━━━━━ Data for this task ━━━━━
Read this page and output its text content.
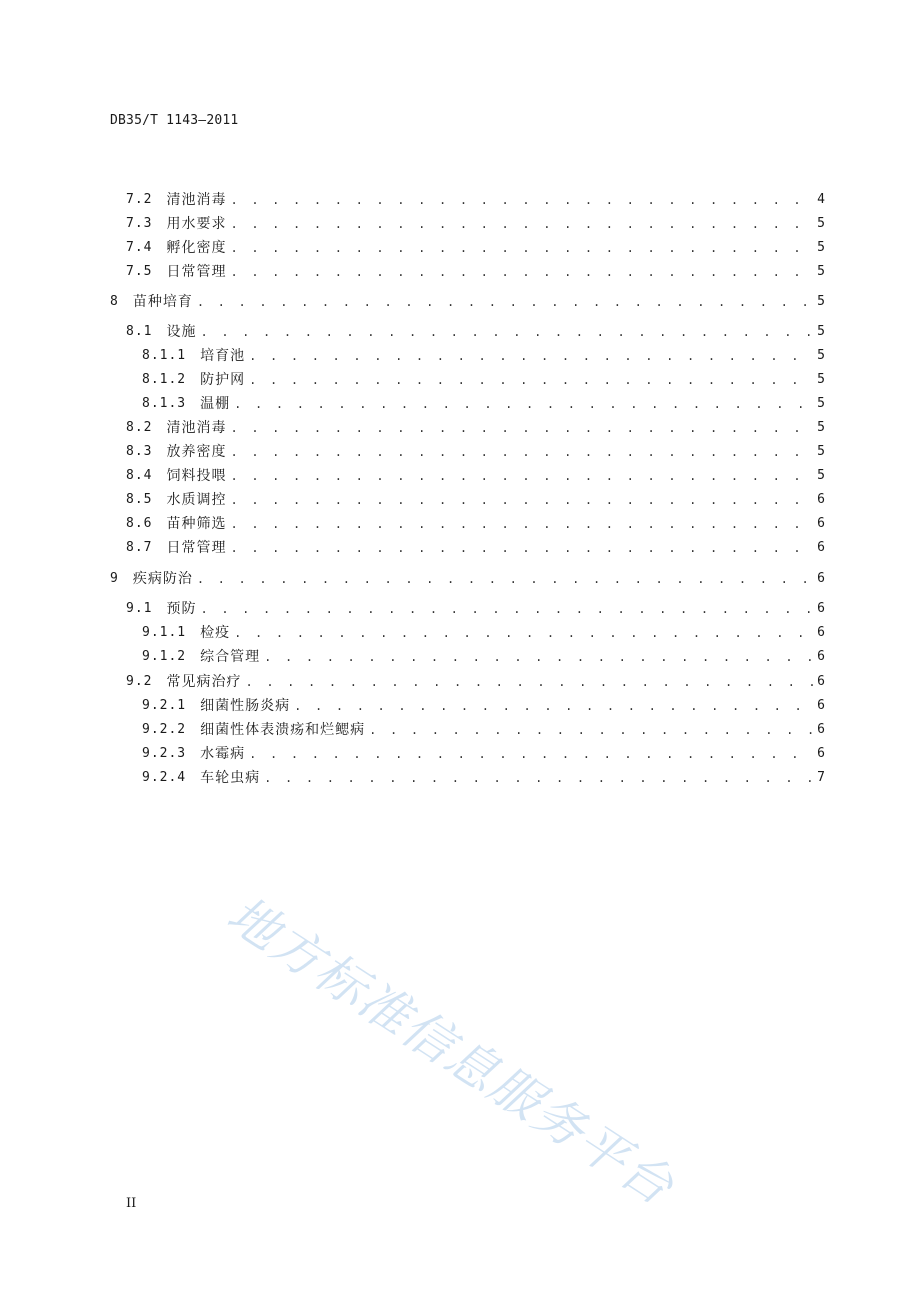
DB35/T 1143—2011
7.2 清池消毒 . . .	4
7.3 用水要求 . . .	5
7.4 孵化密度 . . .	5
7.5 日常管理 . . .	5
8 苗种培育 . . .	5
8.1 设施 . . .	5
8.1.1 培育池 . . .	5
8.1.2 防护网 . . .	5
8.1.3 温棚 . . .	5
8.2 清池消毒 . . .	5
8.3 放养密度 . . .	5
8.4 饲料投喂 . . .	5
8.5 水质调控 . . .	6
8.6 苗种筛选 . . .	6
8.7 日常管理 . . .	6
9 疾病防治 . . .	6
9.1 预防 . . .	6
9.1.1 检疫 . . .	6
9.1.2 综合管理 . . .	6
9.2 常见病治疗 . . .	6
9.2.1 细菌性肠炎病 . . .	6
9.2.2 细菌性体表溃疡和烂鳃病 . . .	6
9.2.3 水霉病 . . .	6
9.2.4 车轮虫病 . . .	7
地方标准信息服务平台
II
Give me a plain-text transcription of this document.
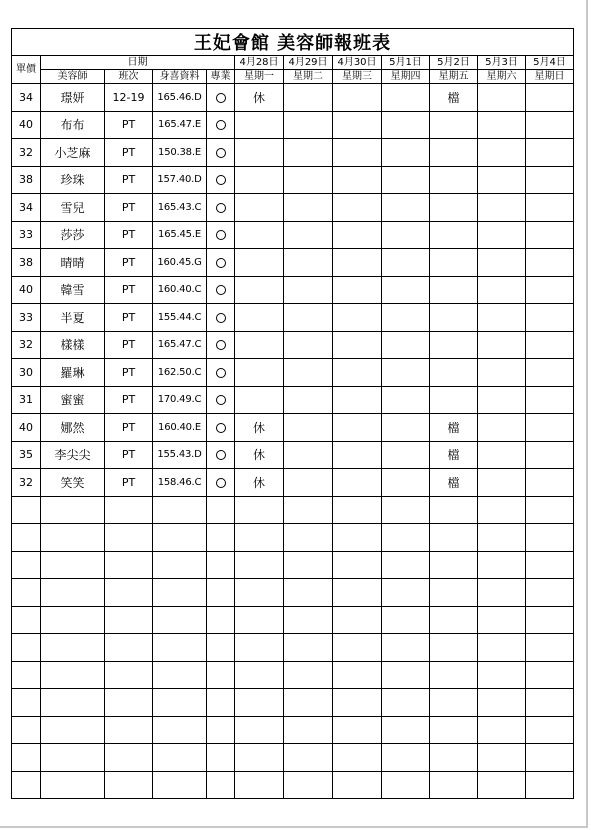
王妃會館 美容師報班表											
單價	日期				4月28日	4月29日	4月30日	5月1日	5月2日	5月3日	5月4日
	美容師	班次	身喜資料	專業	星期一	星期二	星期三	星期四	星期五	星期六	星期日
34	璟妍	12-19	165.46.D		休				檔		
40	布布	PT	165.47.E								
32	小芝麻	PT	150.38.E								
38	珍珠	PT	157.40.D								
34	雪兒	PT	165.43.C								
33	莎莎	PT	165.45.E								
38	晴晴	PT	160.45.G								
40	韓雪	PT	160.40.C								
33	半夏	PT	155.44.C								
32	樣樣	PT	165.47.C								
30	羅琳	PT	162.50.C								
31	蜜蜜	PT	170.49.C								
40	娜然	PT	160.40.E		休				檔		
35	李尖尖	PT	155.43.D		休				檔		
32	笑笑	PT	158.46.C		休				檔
━━━━━
■ Set exercise ■
Copy, without the pictures, exactly the lines from the line with "Give me a plain-text" through the end of the material above, both ends included.

■ Answer ■
Give me a plain-text transcription of this document.
王妃會館 美容師報班表											
單價	日期				4月28日	4月29日	4月30日	5月1日	5月2日	5月3日	5月4日
	美容師	班次	身喜資料	專業	星期一	星期二	星期三	星期四	星期五	星期六	星期日
34	璟妍	12-19	165.46.D		休				檔		
40	布布	PT	165.47.E								
32	小芝麻	PT	150.38.E								
38	珍珠	PT	157.40.D								
34	雪兒	PT	165.43.C								
33	莎莎	PT	165.45.E								
38	晴晴	PT	160.45.G								
40	韓雪	PT	160.40.C								
33	半夏	PT	155.44.C								
32	樣樣	PT	165.47.C								
30	羅琳	PT	162.50.C								
31	蜜蜜	PT	170.49.C								
40	娜然	PT	160.40.E		休				檔		
35	李尖尖	PT	155.43.D		休				檔		
32	笑笑	PT	158.46.C		休				檔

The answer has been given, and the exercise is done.